(Entries taken from a collection)

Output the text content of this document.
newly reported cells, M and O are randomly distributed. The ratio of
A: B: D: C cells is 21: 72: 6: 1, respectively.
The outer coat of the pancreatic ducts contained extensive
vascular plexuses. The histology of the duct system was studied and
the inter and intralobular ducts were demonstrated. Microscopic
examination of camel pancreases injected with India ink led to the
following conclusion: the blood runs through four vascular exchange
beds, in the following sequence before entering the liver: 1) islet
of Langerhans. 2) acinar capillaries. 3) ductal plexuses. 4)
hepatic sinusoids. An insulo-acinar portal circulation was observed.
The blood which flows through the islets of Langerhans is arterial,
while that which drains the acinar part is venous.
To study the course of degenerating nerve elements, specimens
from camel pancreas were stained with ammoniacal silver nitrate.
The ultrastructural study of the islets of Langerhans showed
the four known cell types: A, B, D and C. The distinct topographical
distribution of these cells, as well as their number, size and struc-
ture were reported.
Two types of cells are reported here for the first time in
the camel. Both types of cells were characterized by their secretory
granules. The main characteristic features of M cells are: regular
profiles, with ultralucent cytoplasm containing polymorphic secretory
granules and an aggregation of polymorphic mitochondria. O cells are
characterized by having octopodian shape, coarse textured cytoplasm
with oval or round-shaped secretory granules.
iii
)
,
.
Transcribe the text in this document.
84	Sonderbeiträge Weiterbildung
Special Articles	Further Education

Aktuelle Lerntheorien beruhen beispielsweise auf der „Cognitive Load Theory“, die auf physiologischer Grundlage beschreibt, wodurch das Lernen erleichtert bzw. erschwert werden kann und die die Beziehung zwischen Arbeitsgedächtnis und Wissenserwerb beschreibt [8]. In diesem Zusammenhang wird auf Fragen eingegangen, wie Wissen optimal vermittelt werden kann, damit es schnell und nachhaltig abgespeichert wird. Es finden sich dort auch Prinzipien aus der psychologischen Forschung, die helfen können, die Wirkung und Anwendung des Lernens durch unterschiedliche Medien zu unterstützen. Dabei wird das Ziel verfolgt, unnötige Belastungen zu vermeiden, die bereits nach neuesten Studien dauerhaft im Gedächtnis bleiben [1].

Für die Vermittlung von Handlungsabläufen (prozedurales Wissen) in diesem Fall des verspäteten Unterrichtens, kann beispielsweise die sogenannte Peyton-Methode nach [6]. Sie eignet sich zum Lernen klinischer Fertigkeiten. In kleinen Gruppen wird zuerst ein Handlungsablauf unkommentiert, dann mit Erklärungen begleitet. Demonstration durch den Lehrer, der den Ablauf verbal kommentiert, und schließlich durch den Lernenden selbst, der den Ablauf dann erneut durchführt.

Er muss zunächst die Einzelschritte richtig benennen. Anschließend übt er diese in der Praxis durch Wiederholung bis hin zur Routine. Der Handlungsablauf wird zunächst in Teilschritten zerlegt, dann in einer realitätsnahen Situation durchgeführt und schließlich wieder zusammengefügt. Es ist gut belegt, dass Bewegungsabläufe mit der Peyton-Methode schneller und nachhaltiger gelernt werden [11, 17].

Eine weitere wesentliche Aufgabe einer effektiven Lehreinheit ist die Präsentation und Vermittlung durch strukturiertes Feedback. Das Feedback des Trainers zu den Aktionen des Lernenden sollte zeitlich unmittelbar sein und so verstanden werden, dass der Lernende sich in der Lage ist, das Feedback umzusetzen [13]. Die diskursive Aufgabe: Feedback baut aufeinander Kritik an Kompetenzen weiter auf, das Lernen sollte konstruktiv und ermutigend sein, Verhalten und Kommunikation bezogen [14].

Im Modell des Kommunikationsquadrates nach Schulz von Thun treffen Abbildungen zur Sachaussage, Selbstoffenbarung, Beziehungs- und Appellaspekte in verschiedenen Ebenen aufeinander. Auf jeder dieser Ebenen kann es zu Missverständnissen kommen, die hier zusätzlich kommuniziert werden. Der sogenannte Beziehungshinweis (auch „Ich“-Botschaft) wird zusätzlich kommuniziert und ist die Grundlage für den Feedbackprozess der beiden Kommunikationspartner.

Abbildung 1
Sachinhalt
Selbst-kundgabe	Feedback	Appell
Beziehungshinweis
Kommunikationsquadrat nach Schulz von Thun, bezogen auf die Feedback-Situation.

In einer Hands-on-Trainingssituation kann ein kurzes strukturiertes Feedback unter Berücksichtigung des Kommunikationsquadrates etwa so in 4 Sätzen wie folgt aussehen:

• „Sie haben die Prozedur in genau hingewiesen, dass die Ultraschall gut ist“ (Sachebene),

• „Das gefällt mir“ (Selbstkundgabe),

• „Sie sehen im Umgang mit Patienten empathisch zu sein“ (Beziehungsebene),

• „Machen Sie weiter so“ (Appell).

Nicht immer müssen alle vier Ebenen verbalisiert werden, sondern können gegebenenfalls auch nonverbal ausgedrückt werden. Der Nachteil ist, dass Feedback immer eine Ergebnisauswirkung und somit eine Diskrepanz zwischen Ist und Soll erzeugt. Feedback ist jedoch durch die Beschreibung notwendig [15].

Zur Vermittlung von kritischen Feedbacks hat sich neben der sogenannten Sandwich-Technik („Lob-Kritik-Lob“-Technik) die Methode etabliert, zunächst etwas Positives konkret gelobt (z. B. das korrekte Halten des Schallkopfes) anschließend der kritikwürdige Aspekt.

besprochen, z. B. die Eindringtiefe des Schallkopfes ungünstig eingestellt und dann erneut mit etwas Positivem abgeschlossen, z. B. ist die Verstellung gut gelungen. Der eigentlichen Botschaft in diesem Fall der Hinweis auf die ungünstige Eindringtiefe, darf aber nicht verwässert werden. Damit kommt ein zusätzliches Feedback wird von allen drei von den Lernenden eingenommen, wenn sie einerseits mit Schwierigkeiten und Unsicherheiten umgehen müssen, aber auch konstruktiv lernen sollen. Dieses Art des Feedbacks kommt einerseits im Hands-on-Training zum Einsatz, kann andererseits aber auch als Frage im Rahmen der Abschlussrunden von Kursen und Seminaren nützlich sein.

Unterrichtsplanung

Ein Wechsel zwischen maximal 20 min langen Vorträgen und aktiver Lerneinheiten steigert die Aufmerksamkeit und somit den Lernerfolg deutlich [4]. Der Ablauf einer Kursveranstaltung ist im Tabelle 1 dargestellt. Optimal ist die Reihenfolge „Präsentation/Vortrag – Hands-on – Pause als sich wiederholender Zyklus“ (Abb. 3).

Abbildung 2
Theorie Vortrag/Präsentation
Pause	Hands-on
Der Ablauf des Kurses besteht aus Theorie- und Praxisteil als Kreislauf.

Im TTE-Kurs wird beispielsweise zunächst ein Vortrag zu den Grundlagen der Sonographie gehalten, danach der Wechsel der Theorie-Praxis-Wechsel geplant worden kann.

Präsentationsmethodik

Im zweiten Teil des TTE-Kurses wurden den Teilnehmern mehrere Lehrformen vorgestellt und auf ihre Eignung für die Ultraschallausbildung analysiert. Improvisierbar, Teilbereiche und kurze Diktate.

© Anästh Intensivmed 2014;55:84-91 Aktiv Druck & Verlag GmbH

_Aim of the exercise_: The reply should restate the records above in full, character for character.

_Response box_:
Output the text content of this document.
newly reported cells, M and O are randomly distributed. The ratio of
A: B: D: C cells is 21: 72: 6: 1, respectively.
The outer coat of the pancreatic ducts contained extensive
vascular plexuses. The histology of the duct system was studied and
the inter and intralobular ducts were demonstrated. Microscopic
examination of camel pancreases injected with India ink led to the
following conclusion: the blood runs through four vascular exchange
beds, in the following sequence before entering the liver: 1) islet
of Langerhans. 2) acinar capillaries. 3) ductal plexuses. 4)
hepatic sinusoids. An insulo-acinar portal circulation was observed.
The blood which flows through the islets of Langerhans is arterial,
while that which drains the acinar part is venous.
To study the course of degenerating nerve elements, specimens
from camel pancreas were stained with ammoniacal silver nitrate.
The ultrastructural study of the islets of Langerhans showed
the four known cell types: A, B, D and C. The distinct topographical
distribution of these cells, as well as their number, size and struc-
ture were reported.
Two types of cells are reported here for the first time in
the camel. Both types of cells were characterized by their secretory
granules. The main characteristic features of M cells are: regular
profiles, with ultralucent cytoplasm containing polymorphic secretory
granules and an aggregation of polymorphic mitochondria. O cells are
characterized by having octopodian shape, coarse textured cytoplasm
with oval or round-shaped secretory granules.
iii
)
,
.
Transcribe the text in this document.
84	Sonderbeiträge Weiterbildung
Special Articles	Further Education

Aktuelle Lerntheorien beruhen beispielsweise auf der „Cognitive Load Theory“, die auf physiologischer Grundlage beschreibt, wodurch das Lernen erleichtert bzw. erschwert werden kann und die die Beziehung zwischen Arbeitsgedächtnis und Wissenserwerb beschreibt [8]. In diesem Zusammenhang wird auf Fragen eingegangen, wie Wissen optimal vermittelt werden kann, damit es schnell und nachhaltig abgespeichert wird. Es finden sich dort auch Prinzipien aus der psychologischen Forschung, die helfen können, die Wirkung und Anwendung des Lernens durch unterschiedliche Medien zu unterstützen. Dabei wird das Ziel verfolgt, unnötige Belastungen zu vermeiden, die bereits nach neuesten Studien dauerhaft im Gedächtnis bleiben [1].

Für die Vermittlung von Handlungsabläufen (prozedurales Wissen) in diesem Fall des verspäteten Unterrichtens, kann beispielsweise die sogenannte Peyton-Methode nach [6]. Sie eignet sich zum Lernen klinischer Fertigkeiten. In kleinen Gruppen wird zuerst ein Handlungsablauf unkommentiert, dann mit Erklärungen begleitet. Demonstration durch den Lehrer, der den Ablauf verbal kommentiert, und schließlich durch den Lernenden selbst, der den Ablauf dann erneut durchführt.

Er muss zunächst die Einzelschritte richtig benennen. Anschließend übt er diese in der Praxis durch Wiederholung bis hin zur Routine. Der Handlungsablauf wird zunächst in Teilschritten zerlegt, dann in einer realitätsnahen Situation durchgeführt und schließlich wieder zusammengefügt. Es ist gut belegt, dass Bewegungsabläufe mit der Peyton-Methode schneller und nachhaltiger gelernt werden [11, 17].

Eine weitere wesentliche Aufgabe einer effektiven Lehreinheit ist die Präsentation und Vermittlung durch strukturiertes Feedback. Das Feedback des Trainers zu den Aktionen des Lernenden sollte zeitlich unmittelbar sein und so verstanden werden, dass der Lernende sich in der Lage ist, das Feedback umzusetzen [13]. Die diskursive Aufgabe: Feedback baut aufeinander Kritik an Kompetenzen weiter auf, das Lernen sollte konstruktiv und ermutigend sein, Verhalten und Kommunikation bezogen [14].

Im Modell des Kommunikationsquadrates nach Schulz von Thun treffen Abbildungen zur Sachaussage, Selbstoffenbarung, Beziehungs- und Appellaspekte in verschiedenen Ebenen aufeinander. Auf jeder dieser Ebenen kann es zu Missverständnissen kommen, die hier zusätzlich kommuniziert werden. Der sogenannte Beziehungshinweis (auch „Ich“-Botschaft) wird zusätzlich kommuniziert und ist die Grundlage für den Feedbackprozess der beiden Kommunikationspartner.

Abbildung 1
Sachinhalt
Selbst-kundgabe	Feedback	Appell
Beziehungshinweis
Kommunikationsquadrat nach Schulz von Thun, bezogen auf die Feedback-Situation.

In einer Hands-on-Trainingssituation kann ein kurzes strukturiertes Feedback unter Berücksichtigung des Kommunikationsquadrates etwa so in 4 Sätzen wie folgt aussehen:

• „Sie haben die Prozedur in genau hingewiesen, dass die Ultraschall gut ist“ (Sachebene),

• „Das gefällt mir“ (Selbstkundgabe),

• „Sie sehen im Umgang mit Patienten empathisch zu sein“ (Beziehungsebene),

• „Machen Sie weiter so“ (Appell).

Nicht immer müssen alle vier Ebenen verbalisiert werden, sondern können gegebenenfalls auch nonverbal ausgedrückt werden. Der Nachteil ist, dass Feedback immer eine Ergebnisauswirkung und somit eine Diskrepanz zwischen Ist und Soll erzeugt. Feedback ist jedoch durch die Beschreibung notwendig [15].

Zur Vermittlung von kritischen Feedbacks hat sich neben der sogenannten Sandwich-Technik („Lob-Kritik-Lob“-Technik) die Methode etabliert, zunächst etwas Positives konkret gelobt (z. B. das korrekte Halten des Schallkopfes) anschließend der kritikwürdige Aspekt.

besprochen, z. B. die Eindringtiefe des Schallkopfes ungünstig eingestellt und dann erneut mit etwas Positivem abgeschlossen, z. B. ist die Verstellung gut gelungen. Der eigentlichen Botschaft in diesem Fall der Hinweis auf die ungünstige Eindringtiefe, darf aber nicht verwässert werden. Damit kommt ein zusätzliches Feedback wird von allen drei von den Lernenden eingenommen, wenn sie einerseits mit Schwierigkeiten und Unsicherheiten umgehen müssen, aber auch konstruktiv lernen sollen. Dieses Art des Feedbacks kommt einerseits im Hands-on-Training zum Einsatz, kann andererseits aber auch als Frage im Rahmen der Abschlussrunden von Kursen und Seminaren nützlich sein.

Unterrichtsplanung

Ein Wechsel zwischen maximal 20 min langen Vorträgen und aktiver Lerneinheiten steigert die Aufmerksamkeit und somit den Lernerfolg deutlich [4]. Der Ablauf einer Kursveranstaltung ist im Tabelle 1 dargestellt. Optimal ist die Reihenfolge „Präsentation/Vortrag – Hands-on – Pause als sich wiederholender Zyklus“ (Abb. 3).

Abbildung 2
Theorie Vortrag/Präsentation
Pause	Hands-on
Der Ablauf des Kurses besteht aus Theorie- und Praxisteil als Kreislauf.

Im TTE-Kurs wird beispielsweise zunächst ein Vortrag zu den Grundlagen der Sonographie gehalten, danach der Wechsel der Theorie-Praxis-Wechsel geplant worden kann.

Präsentationsmethodik

Im zweiten Teil des TTE-Kurses wurden den Teilnehmern mehrere Lehrformen vorgestellt und auf ihre Eignung für die Ultraschallausbildung analysiert. Improvisierbar, Teilbereiche und kurze Diktate.

© Anästh Intensivmed 2014;55:84-91 Aktiv Druck & Verlag GmbH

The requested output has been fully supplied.